→ **Problem**
Return the data exactly, with all pictures removed.

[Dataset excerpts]
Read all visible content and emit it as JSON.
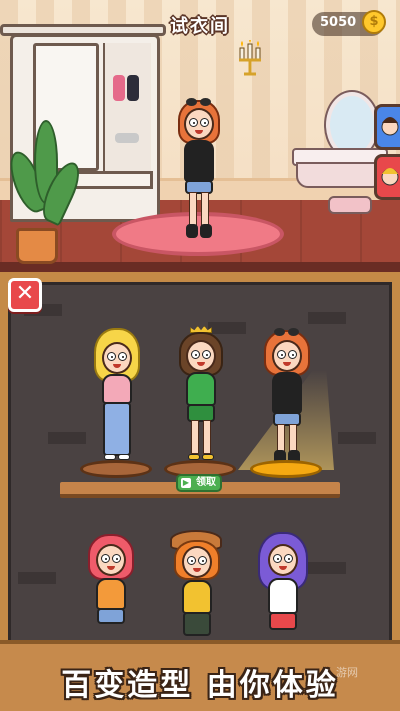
{
  "header": {
    "title": "试衣间",
    "coins": "5050",
    "coin_symbol": "$"
  },
  "room": {
    "side_tabs": [
      {
        "icon": "avatar-portrait-icon"
      },
      {
        "icon": "avatar-portrait-icon"
      }
    ]
  },
  "wardrobe_panel": {
    "close_symbol": "✕",
    "claim_button_label": "领取",
    "claim_icon": "▶"
  },
  "banner": {
    "slogan": "百变造型 由你体验",
    "watermark": "游网"
  },
  "colors": {
    "accent": "#c68a4c",
    "close_red": "#e8484b",
    "claim_green": "#4caf50",
    "coin_gold": "#ffc82c"
  }
}
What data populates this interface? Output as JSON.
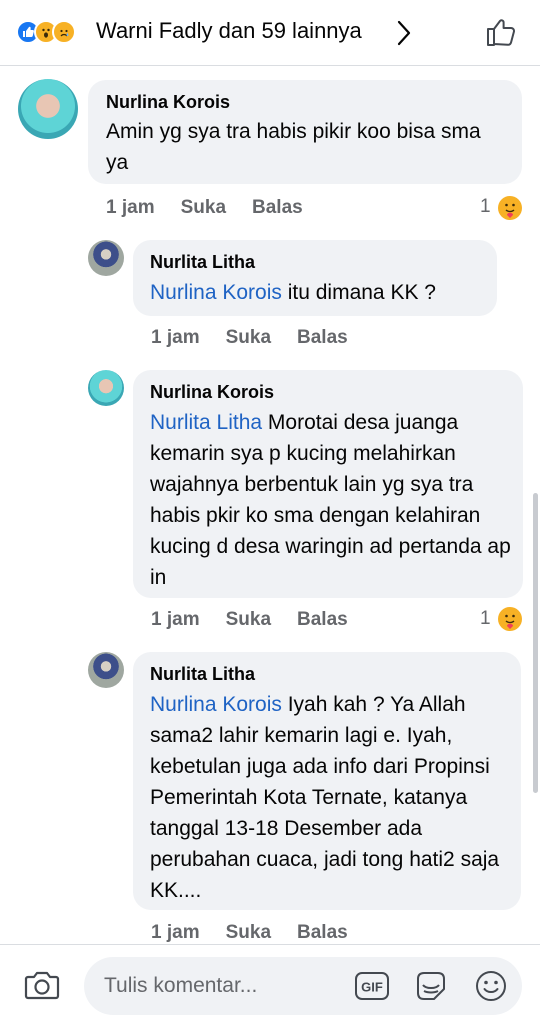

→ **Solved problem**
Read all visible content and emit it as JSON.
{
  "header": {
    "title": "试衣间",
    "coins": "5050",
    "coin_symbol": "$"
  },
  "room": {
    "side_tabs": [
      {
        "icon": "avatar-portrait-icon"
      },
      {
        "icon": "avatar-portrait-icon"
      }
    ]
  },
  "wardrobe_panel": {
    "close_symbol": "✕",
    "claim_button_label": "领取",
    "claim_icon": "▶"
  },
  "banner": {
    "slogan": "百变造型 由你体验",
    "watermark": "游网"
  },
  "colors": {
    "accent": "#c68a4c",
    "close_red": "#e8484b",
    "claim_green": "#4caf50",
    "coin_gold": "#ffc82c"
  }
}
What data populates this interface? Output as JSON.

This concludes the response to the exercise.